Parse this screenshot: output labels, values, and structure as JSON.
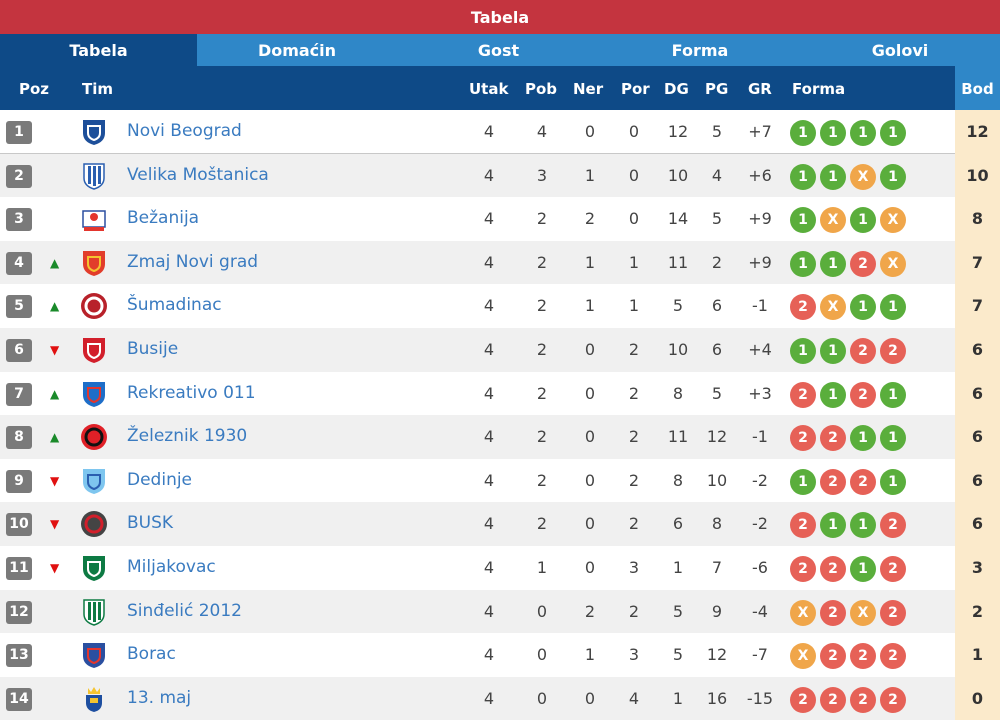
{
  "title": "Tabela",
  "tabs": [
    "Tabela",
    "Domaćin",
    "Gost",
    "Forma",
    "Golovi"
  ],
  "columns": {
    "poz": "Poz",
    "tim": "Tim",
    "utak": "Utak",
    "pob": "Pob",
    "ner": "Ner",
    "por": "Por",
    "dg": "DG",
    "pg": "PG",
    "gr": "GR",
    "forma": "Forma",
    "bod": "Bod"
  },
  "colors": {
    "win": "#5aae3c",
    "draw": "#f0a64a",
    "loss": "#e66157",
    "header": "#0e4a87",
    "title": "#c4343f"
  },
  "rows": [
    {
      "pos": "1",
      "trend": "",
      "team": "Novi Beograd",
      "utak": "4",
      "pob": "4",
      "ner": "0",
      "por": "0",
      "dg": "12",
      "pg": "5",
      "gr": "+7",
      "form": [
        "1",
        "1",
        "1",
        "1"
      ],
      "bod": "12"
    },
    {
      "pos": "2",
      "trend": "",
      "team": "Velika Moštanica",
      "utak": "4",
      "pob": "3",
      "ner": "1",
      "por": "0",
      "dg": "10",
      "pg": "4",
      "gr": "+6",
      "form": [
        "1",
        "1",
        "X",
        "1"
      ],
      "bod": "10"
    },
    {
      "pos": "3",
      "trend": "",
      "team": "Bežanija",
      "utak": "4",
      "pob": "2",
      "ner": "2",
      "por": "0",
      "dg": "14",
      "pg": "5",
      "gr": "+9",
      "form": [
        "1",
        "X",
        "1",
        "X"
      ],
      "bod": "8"
    },
    {
      "pos": "4",
      "trend": "up",
      "team": "Zmaj Novi grad",
      "utak": "4",
      "pob": "2",
      "ner": "1",
      "por": "1",
      "dg": "11",
      "pg": "2",
      "gr": "+9",
      "form": [
        "1",
        "1",
        "2",
        "X"
      ],
      "bod": "7"
    },
    {
      "pos": "5",
      "trend": "up",
      "team": "Šumadinac",
      "utak": "4",
      "pob": "2",
      "ner": "1",
      "por": "1",
      "dg": "5",
      "pg": "6",
      "gr": "-1",
      "form": [
        "2",
        "X",
        "1",
        "1"
      ],
      "bod": "7"
    },
    {
      "pos": "6",
      "trend": "down",
      "team": "Busije",
      "utak": "4",
      "pob": "2",
      "ner": "0",
      "por": "2",
      "dg": "10",
      "pg": "6",
      "gr": "+4",
      "form": [
        "1",
        "1",
        "2",
        "2"
      ],
      "bod": "6"
    },
    {
      "pos": "7",
      "trend": "up",
      "team": "Rekreativo 011",
      "utak": "4",
      "pob": "2",
      "ner": "0",
      "por": "2",
      "dg": "8",
      "pg": "5",
      "gr": "+3",
      "form": [
        "2",
        "1",
        "2",
        "1"
      ],
      "bod": "6"
    },
    {
      "pos": "8",
      "trend": "up",
      "team": "Železnik 1930",
      "utak": "4",
      "pob": "2",
      "ner": "0",
      "por": "2",
      "dg": "11",
      "pg": "12",
      "gr": "-1",
      "form": [
        "2",
        "2",
        "1",
        "1"
      ],
      "bod": "6"
    },
    {
      "pos": "9",
      "trend": "down",
      "team": "Dedinje",
      "utak": "4",
      "pob": "2",
      "ner": "0",
      "por": "2",
      "dg": "8",
      "pg": "10",
      "gr": "-2",
      "form": [
        "1",
        "2",
        "2",
        "1"
      ],
      "bod": "6"
    },
    {
      "pos": "10",
      "trend": "down",
      "team": "BUSK",
      "utak": "4",
      "pob": "2",
      "ner": "0",
      "por": "2",
      "dg": "6",
      "pg": "8",
      "gr": "-2",
      "form": [
        "2",
        "1",
        "1",
        "2"
      ],
      "bod": "6"
    },
    {
      "pos": "11",
      "trend": "down",
      "team": "Miljakovac",
      "utak": "4",
      "pob": "1",
      "ner": "0",
      "por": "3",
      "dg": "1",
      "pg": "7",
      "gr": "-6",
      "form": [
        "2",
        "2",
        "1",
        "2"
      ],
      "bod": "3"
    },
    {
      "pos": "12",
      "trend": "",
      "team": "Sinđelić 2012",
      "utak": "4",
      "pob": "0",
      "ner": "2",
      "por": "2",
      "dg": "5",
      "pg": "9",
      "gr": "-4",
      "form": [
        "X",
        "2",
        "X",
        "2"
      ],
      "bod": "2"
    },
    {
      "pos": "13",
      "trend": "",
      "team": "Borac",
      "utak": "4",
      "pob": "0",
      "ner": "1",
      "por": "3",
      "dg": "5",
      "pg": "12",
      "gr": "-7",
      "form": [
        "X",
        "2",
        "2",
        "2"
      ],
      "bod": "1"
    },
    {
      "pos": "14",
      "trend": "",
      "team": "13. maj",
      "utak": "4",
      "pob": "0",
      "ner": "0",
      "por": "4",
      "dg": "1",
      "pg": "16",
      "gr": "-15",
      "form": [
        "2",
        "2",
        "2",
        "2"
      ],
      "bod": "0"
    }
  ]
}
━━━━━━
## Objective
Quote every entry exactly, with the pictures omitted.

## Response for this exercise
Parse this screenshot: output labels, values, and structure as JSON.
{
  "title": "Tabela",
  "tabs": [
    "Tabela",
    "Domaćin",
    "Gost",
    "Forma",
    "Golovi"
  ],
  "columns": {
    "poz": "Poz",
    "tim": "Tim",
    "utak": "Utak",
    "pob": "Pob",
    "ner": "Ner",
    "por": "Por",
    "dg": "DG",
    "pg": "PG",
    "gr": "GR",
    "forma": "Forma",
    "bod": "Bod"
  },
  "colors": {
    "win": "#5aae3c",
    "draw": "#f0a64a",
    "loss": "#e66157",
    "header": "#0e4a87",
    "title": "#c4343f"
  },
  "rows": [
    {
      "pos": "1",
      "trend": "",
      "team": "Novi Beograd",
      "utak": "4",
      "pob": "4",
      "ner": "0",
      "por": "0",
      "dg": "12",
      "pg": "5",
      "gr": "+7",
      "form": [
        "1",
        "1",
        "1",
        "1"
      ],
      "bod": "12"
    },
    {
      "pos": "2",
      "trend": "",
      "team": "Velika Moštanica",
      "utak": "4",
      "pob": "3",
      "ner": "1",
      "por": "0",
      "dg": "10",
      "pg": "4",
      "gr": "+6",
      "form": [
        "1",
        "1",
        "X",
        "1"
      ],
      "bod": "10"
    },
    {
      "pos": "3",
      "trend": "",
      "team": "Bežanija",
      "utak": "4",
      "pob": "2",
      "ner": "2",
      "por": "0",
      "dg": "14",
      "pg": "5",
      "gr": "+9",
      "form": [
        "1",
        "X",
        "1",
        "X"
      ],
      "bod": "8"
    },
    {
      "pos": "4",
      "trend": "up",
      "team": "Zmaj Novi grad",
      "utak": "4",
      "pob": "2",
      "ner": "1",
      "por": "1",
      "dg": "11",
      "pg": "2",
      "gr": "+9",
      "form": [
        "1",
        "1",
        "2",
        "X"
      ],
      "bod": "7"
    },
    {
      "pos": "5",
      "trend": "up",
      "team": "Šumadinac",
      "utak": "4",
      "pob": "2",
      "ner": "1",
      "por": "1",
      "dg": "5",
      "pg": "6",
      "gr": "-1",
      "form": [
        "2",
        "X",
        "1",
        "1"
      ],
      "bod": "7"
    },
    {
      "pos": "6",
      "trend": "down",
      "team": "Busije",
      "utak": "4",
      "pob": "2",
      "ner": "0",
      "por": "2",
      "dg": "10",
      "pg": "6",
      "gr": "+4",
      "form": [
        "1",
        "1",
        "2",
        "2"
      ],
      "bod": "6"
    },
    {
      "pos": "7",
      "trend": "up",
      "team": "Rekreativo 011",
      "utak": "4",
      "pob": "2",
      "ner": "0",
      "por": "2",
      "dg": "8",
      "pg": "5",
      "gr": "+3",
      "form": [
        "2",
        "1",
        "2",
        "1"
      ],
      "bod": "6"
    },
    {
      "pos": "8",
      "trend": "up",
      "team": "Železnik 1930",
      "utak": "4",
      "pob": "2",
      "ner": "0",
      "por": "2",
      "dg": "11",
      "pg": "12",
      "gr": "-1",
      "form": [
        "2",
        "2",
        "1",
        "1"
      ],
      "bod": "6"
    },
    {
      "pos": "9",
      "trend": "down",
      "team": "Dedinje",
      "utak": "4",
      "pob": "2",
      "ner": "0",
      "por": "2",
      "dg": "8",
      "pg": "10",
      "gr": "-2",
      "form": [
        "1",
        "2",
        "2",
        "1"
      ],
      "bod": "6"
    },
    {
      "pos": "10",
      "trend": "down",
      "team": "BUSK",
      "utak": "4",
      "pob": "2",
      "ner": "0",
      "por": "2",
      "dg": "6",
      "pg": "8",
      "gr": "-2",
      "form": [
        "2",
        "1",
        "1",
        "2"
      ],
      "bod": "6"
    },
    {
      "pos": "11",
      "trend": "down",
      "team": "Miljakovac",
      "utak": "4",
      "pob": "1",
      "ner": "0",
      "por": "3",
      "dg": "1",
      "pg": "7",
      "gr": "-6",
      "form": [
        "2",
        "2",
        "1",
        "2"
      ],
      "bod": "3"
    },
    {
      "pos": "12",
      "trend": "",
      "team": "Sinđelić 2012",
      "utak": "4",
      "pob": "0",
      "ner": "2",
      "por": "2",
      "dg": "5",
      "pg": "9",
      "gr": "-4",
      "form": [
        "X",
        "2",
        "X",
        "2"
      ],
      "bod": "2"
    },
    {
      "pos": "13",
      "trend": "",
      "team": "Borac",
      "utak": "4",
      "pob": "0",
      "ner": "1",
      "por": "3",
      "dg": "5",
      "pg": "12",
      "gr": "-7",
      "form": [
        "X",
        "2",
        "2",
        "2"
      ],
      "bod": "1"
    },
    {
      "pos": "14",
      "trend": "",
      "team": "13. maj",
      "utak": "4",
      "pob": "0",
      "ner": "0",
      "por": "4",
      "dg": "1",
      "pg": "16",
      "gr": "-15",
      "form": [
        "2",
        "2",
        "2",
        "2"
      ],
      "bod": "0"
    }
  ]
}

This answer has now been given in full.